>>>>>

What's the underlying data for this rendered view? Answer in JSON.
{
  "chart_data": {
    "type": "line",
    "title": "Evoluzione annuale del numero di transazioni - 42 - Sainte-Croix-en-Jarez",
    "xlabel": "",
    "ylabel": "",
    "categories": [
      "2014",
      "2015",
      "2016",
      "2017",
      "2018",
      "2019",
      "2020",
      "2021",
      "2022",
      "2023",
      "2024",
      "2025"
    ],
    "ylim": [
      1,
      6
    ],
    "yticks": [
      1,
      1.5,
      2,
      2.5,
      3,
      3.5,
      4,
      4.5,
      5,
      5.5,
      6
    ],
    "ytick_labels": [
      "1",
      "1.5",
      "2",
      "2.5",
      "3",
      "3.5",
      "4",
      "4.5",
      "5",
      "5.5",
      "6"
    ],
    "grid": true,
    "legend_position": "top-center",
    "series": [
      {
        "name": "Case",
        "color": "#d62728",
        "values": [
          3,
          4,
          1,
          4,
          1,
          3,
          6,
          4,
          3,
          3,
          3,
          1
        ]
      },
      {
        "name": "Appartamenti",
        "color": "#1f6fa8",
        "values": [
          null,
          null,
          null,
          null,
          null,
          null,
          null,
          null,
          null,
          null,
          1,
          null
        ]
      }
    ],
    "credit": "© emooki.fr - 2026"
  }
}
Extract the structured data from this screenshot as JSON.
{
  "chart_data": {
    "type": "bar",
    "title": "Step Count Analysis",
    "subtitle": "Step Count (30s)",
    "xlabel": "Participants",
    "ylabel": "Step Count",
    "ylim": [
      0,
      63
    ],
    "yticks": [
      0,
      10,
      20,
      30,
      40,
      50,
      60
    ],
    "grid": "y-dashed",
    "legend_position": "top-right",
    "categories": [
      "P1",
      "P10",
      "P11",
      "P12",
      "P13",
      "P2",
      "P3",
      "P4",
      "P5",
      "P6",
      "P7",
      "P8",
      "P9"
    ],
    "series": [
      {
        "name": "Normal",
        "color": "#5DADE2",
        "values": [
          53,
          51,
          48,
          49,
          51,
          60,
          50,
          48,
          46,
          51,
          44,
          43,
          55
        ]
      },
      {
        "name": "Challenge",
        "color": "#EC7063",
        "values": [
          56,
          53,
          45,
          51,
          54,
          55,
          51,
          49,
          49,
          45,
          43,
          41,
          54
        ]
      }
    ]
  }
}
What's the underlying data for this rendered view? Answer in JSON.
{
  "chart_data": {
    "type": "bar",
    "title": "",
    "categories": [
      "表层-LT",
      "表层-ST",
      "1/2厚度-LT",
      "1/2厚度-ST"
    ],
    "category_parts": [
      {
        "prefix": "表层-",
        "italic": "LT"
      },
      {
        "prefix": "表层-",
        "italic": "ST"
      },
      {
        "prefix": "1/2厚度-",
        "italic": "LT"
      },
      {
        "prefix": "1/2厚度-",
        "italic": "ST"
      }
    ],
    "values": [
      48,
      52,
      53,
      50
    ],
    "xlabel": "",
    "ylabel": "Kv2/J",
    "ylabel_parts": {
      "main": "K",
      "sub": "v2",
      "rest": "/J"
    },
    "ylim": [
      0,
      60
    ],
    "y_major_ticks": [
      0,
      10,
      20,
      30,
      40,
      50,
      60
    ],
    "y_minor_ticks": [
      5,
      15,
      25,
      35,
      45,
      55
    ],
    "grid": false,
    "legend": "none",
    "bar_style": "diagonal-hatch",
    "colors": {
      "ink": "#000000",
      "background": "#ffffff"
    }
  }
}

<<<<<

Write out the data exactly as it stands.

What's the underlying data for this rendered view? Answer in JSON.
{
  "chart_data": {
    "type": "line",
    "title": "Evoluzione annuale del numero di transazioni - 42 - Sainte-Croix-en-Jarez",
    "xlabel": "",
    "ylabel": "",
    "categories": [
      "2014",
      "2015",
      "2016",
      "2017",
      "2018",
      "2019",
      "2020",
      "2021",
      "2022",
      "2023",
      "2024",
      "2025"
    ],
    "ylim": [
      1,
      6
    ],
    "yticks": [
      1,
      1.5,
      2,
      2.5,
      3,
      3.5,
      4,
      4.5,
      5,
      5.5,
      6
    ],
    "ytick_labels": [
      "1",
      "1.5",
      "2",
      "2.5",
      "3",
      "3.5",
      "4",
      "4.5",
      "5",
      "5.5",
      "6"
    ],
    "grid": true,
    "legend_position": "top-center",
    "series": [
      {
        "name": "Case",
        "color": "#d62728",
        "values": [
          3,
          4,
          1,
          4,
          1,
          3,
          6,
          4,
          3,
          3,
          3,
          1
        ]
      },
      {
        "name": "Appartamenti",
        "color": "#1f6fa8",
        "values": [
          null,
          null,
          null,
          null,
          null,
          null,
          null,
          null,
          null,
          null,
          1,
          null
        ]
      }
    ],
    "credit": "© emooki.fr - 2026"
  }
}
Extract the structured data from this screenshot as JSON.
{
  "chart_data": {
    "type": "bar",
    "title": "Step Count Analysis",
    "subtitle": "Step Count (30s)",
    "xlabel": "Participants",
    "ylabel": "Step Count",
    "ylim": [
      0,
      63
    ],
    "yticks": [
      0,
      10,
      20,
      30,
      40,
      50,
      60
    ],
    "grid": "y-dashed",
    "legend_position": "top-right",
    "categories": [
      "P1",
      "P10",
      "P11",
      "P12",
      "P13",
      "P2",
      "P3",
      "P4",
      "P5",
      "P6",
      "P7",
      "P8",
      "P9"
    ],
    "series": [
      {
        "name": "Normal",
        "color": "#5DADE2",
        "values": [
          53,
          51,
          48,
          49,
          51,
          60,
          50,
          48,
          46,
          51,
          44,
          43,
          55
        ]
      },
      {
        "name": "Challenge",
        "color": "#EC7063",
        "values": [
          56,
          53,
          45,
          51,
          54,
          55,
          51,
          49,
          49,
          45,
          43,
          41,
          54
        ]
      }
    ]
  }
}
What's the underlying data for this rendered view? Answer in JSON.
{
  "chart_data": {
    "type": "bar",
    "title": "",
    "categories": [
      "表层-LT",
      "表层-ST",
      "1/2厚度-LT",
      "1/2厚度-ST"
    ],
    "category_parts": [
      {
        "prefix": "表层-",
        "italic": "LT"
      },
      {
        "prefix": "表层-",
        "italic": "ST"
      },
      {
        "prefix": "1/2厚度-",
        "italic": "LT"
      },
      {
        "prefix": "1/2厚度-",
        "italic": "ST"
      }
    ],
    "values": [
      48,
      52,
      53,
      50
    ],
    "xlabel": "",
    "ylabel": "Kv2/J",
    "ylabel_parts": {
      "main": "K",
      "sub": "v2",
      "rest": "/J"
    },
    "ylim": [
      0,
      60
    ],
    "y_major_ticks": [
      0,
      10,
      20,
      30,
      40,
      50,
      60
    ],
    "y_minor_ticks": [
      5,
      15,
      25,
      35,
      45,
      55
    ],
    "grid": false,
    "legend": "none",
    "bar_style": "diagonal-hatch",
    "colors": {
      "ink": "#000000",
      "background": "#ffffff"
    }
  }
}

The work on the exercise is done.